▸ **Problem statement**: Below are entries. Pull out all lines containing "projects".

▸ **Excerpted data**:
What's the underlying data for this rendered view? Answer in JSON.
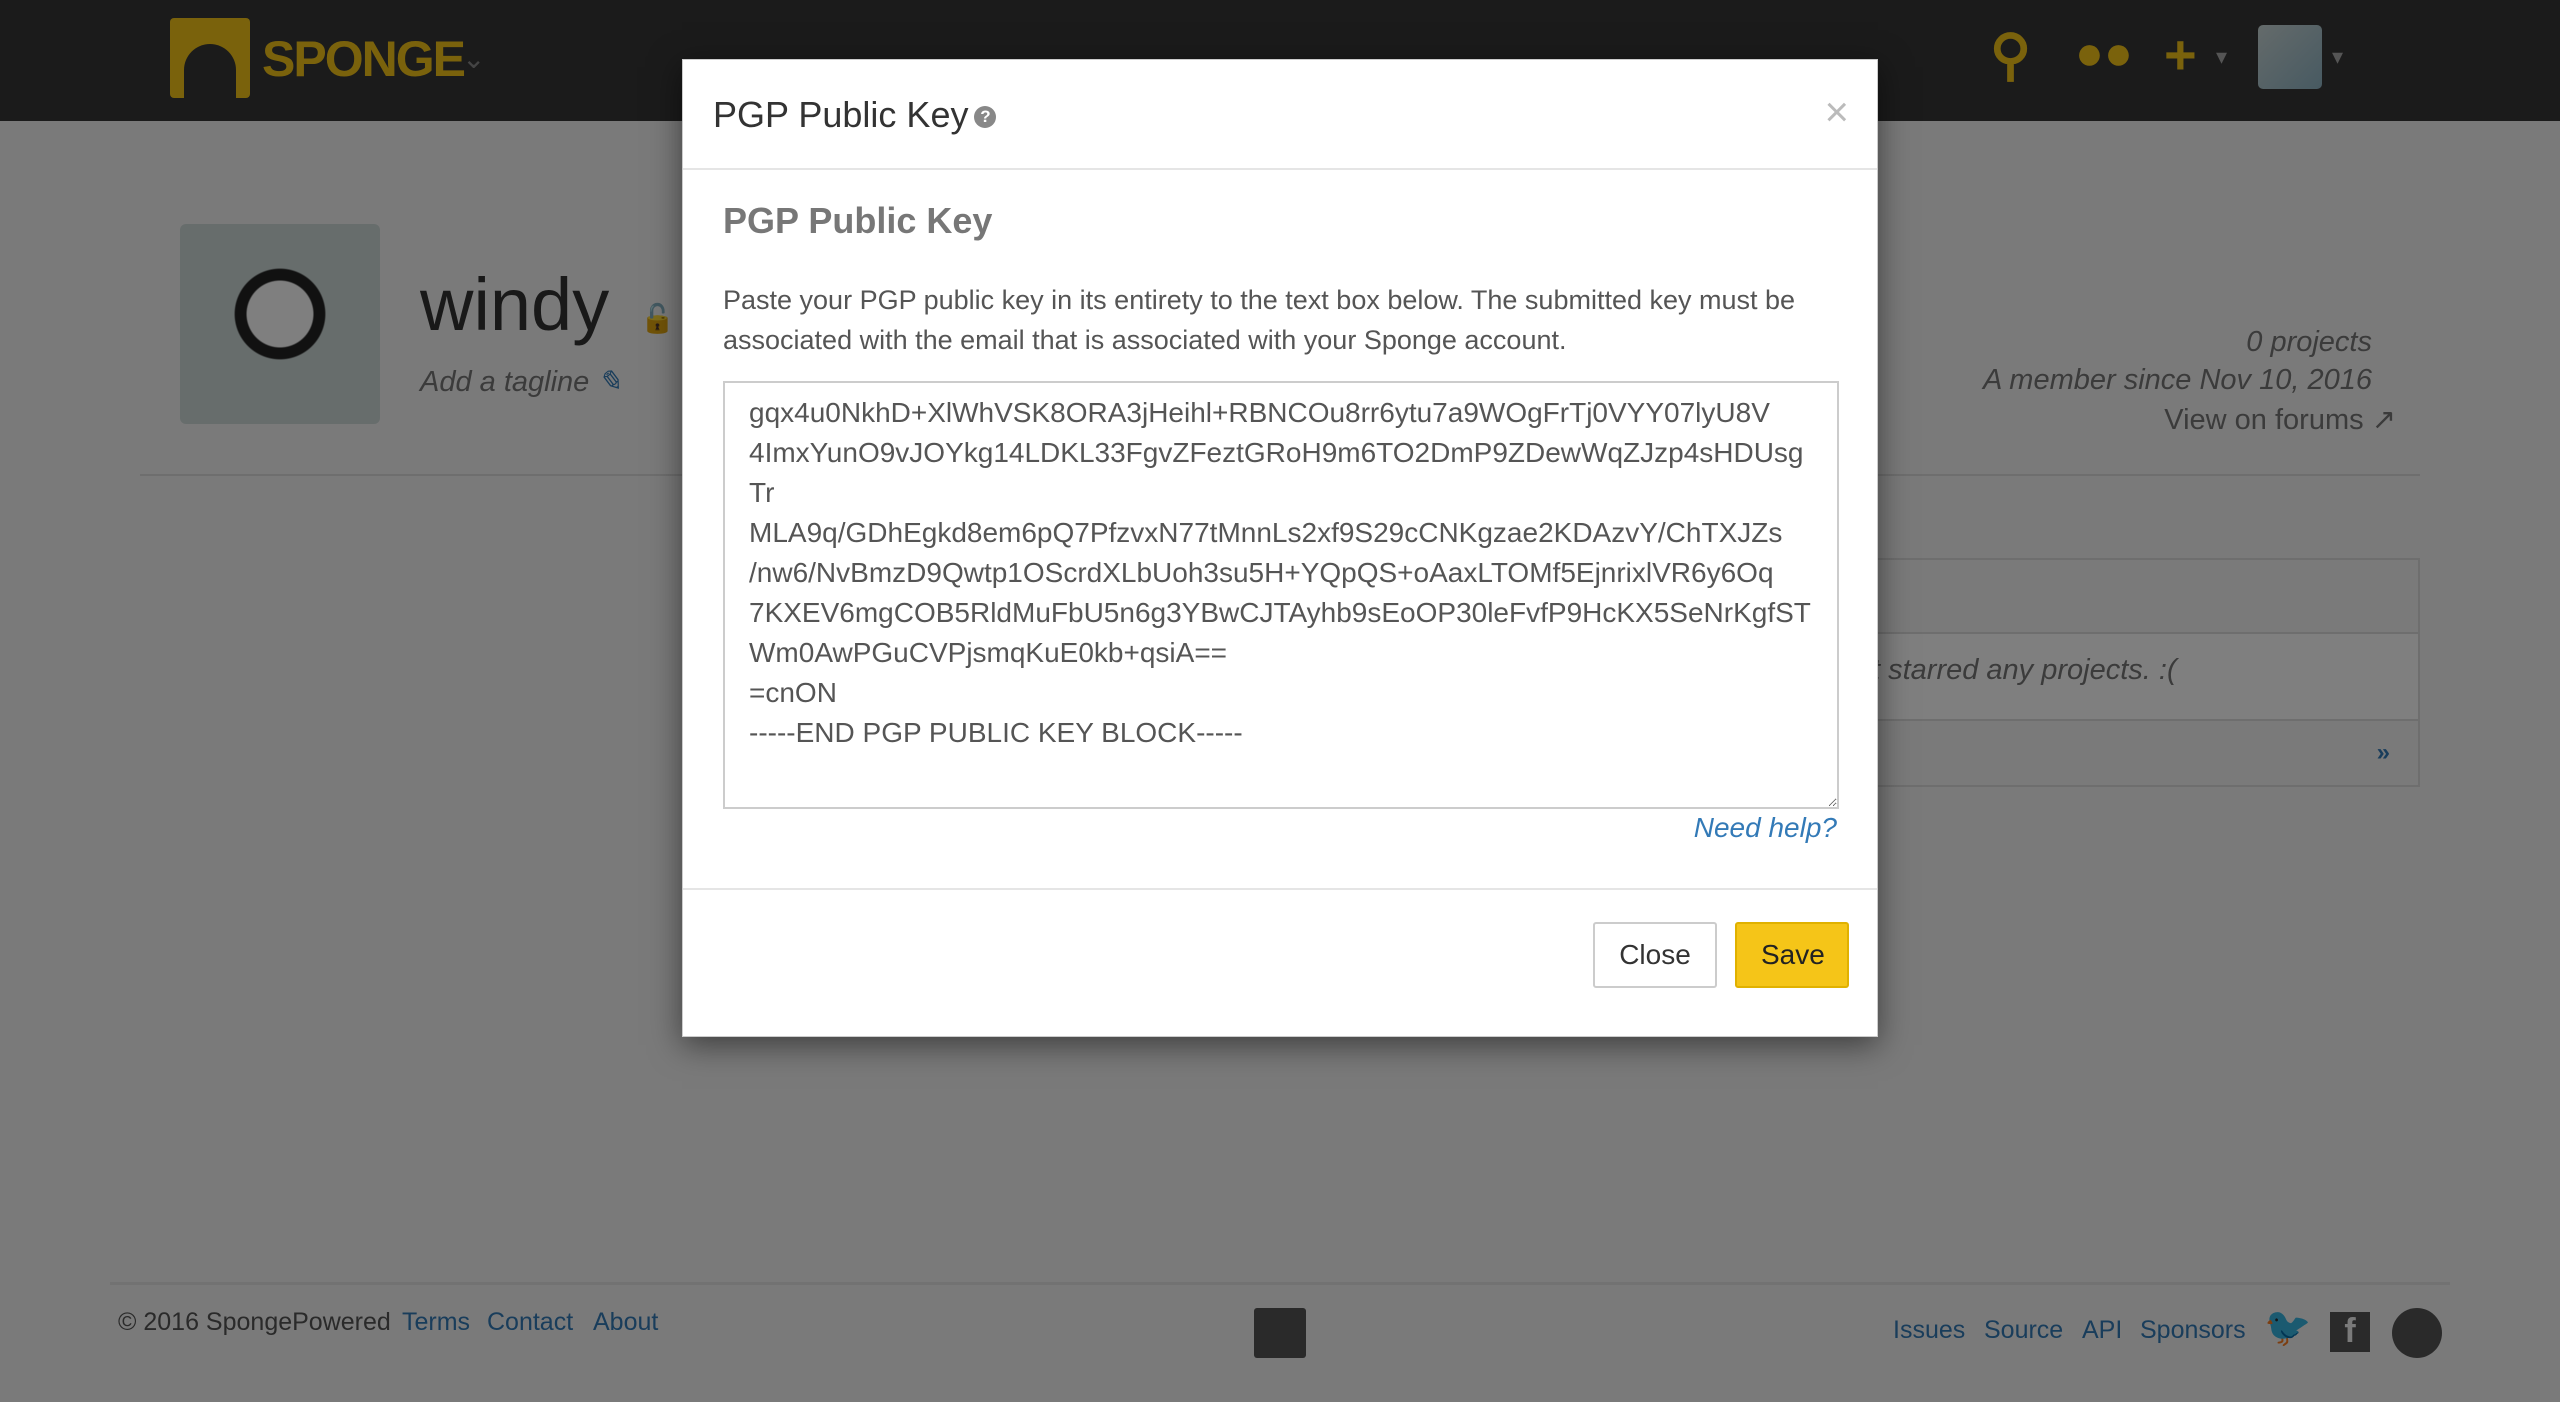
{
  "header": {
    "brand": "SPONGE",
    "icons": [
      "search-icon",
      "users-icon",
      "plus-icon",
      "user-avatar"
    ]
  },
  "profile": {
    "username": "windy",
    "tagline": "Add a tagline",
    "projects": "0 projects",
    "member_since": "A member since Nov 10, 2016",
    "forums_link": "View on forums"
  },
  "starred": {
    "empty_text": "t starred any projects. :(",
    "next": "»"
  },
  "footer": {
    "copyright": "© 2016 SpongePowered",
    "left_links": [
      "Terms",
      "Contact",
      "About"
    ],
    "right_links": [
      "Issues",
      "Source",
      "API",
      "Sponsors"
    ]
  },
  "modal": {
    "title": "PGP Public Key",
    "heading": "PGP Public Key",
    "description": "Paste your PGP public key in its entirety to the text box below. The submitted key must be associated with the email that is associated with your Sponge account.",
    "key_value": "gqx4u0NkhD+XlWhVSK8ORA3jHeihl+RBNCOu8rr6ytu7a9WOgFrTj0VYY07lyU8V\n4ImxYunO9vJOYkg14LDKL33FgvZFeztGRoH9m6TO2DmP9ZDewWqZJzp4sHDUsg\nTr\nMLA9q/GDhEgkd8em6pQ7PfzvxN77tMnnLs2xf9S29cCNKgzae2KDAzvY/ChTXJZs\n/nw6/NvBmzD9Qwtp1OScrdXLbUoh3su5H+YQpQS+oAaxLTOMf5EjnrixlVR6y6Oq\n7KXEV6mgCOB5RldMuFbU5n6g3YBwCJTAyhb9sEoOP30leFvfP9HcKX5SeNrKgfST\nWm0AwPGuCVPjsmqKuE0kb+qsiA==\n=cnON\n-----END PGP PUBLIC KEY BLOCK-----",
    "need_help": "Need help?",
    "close_label": "Close",
    "save_label": "Save"
  },
  "colors": {
    "accent": "#f5c518",
    "link": "#337ab7"
  }
}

▸ **Full solution**:
    "projects": "0 projects",
    "empty_text": "t starred any projects. :(",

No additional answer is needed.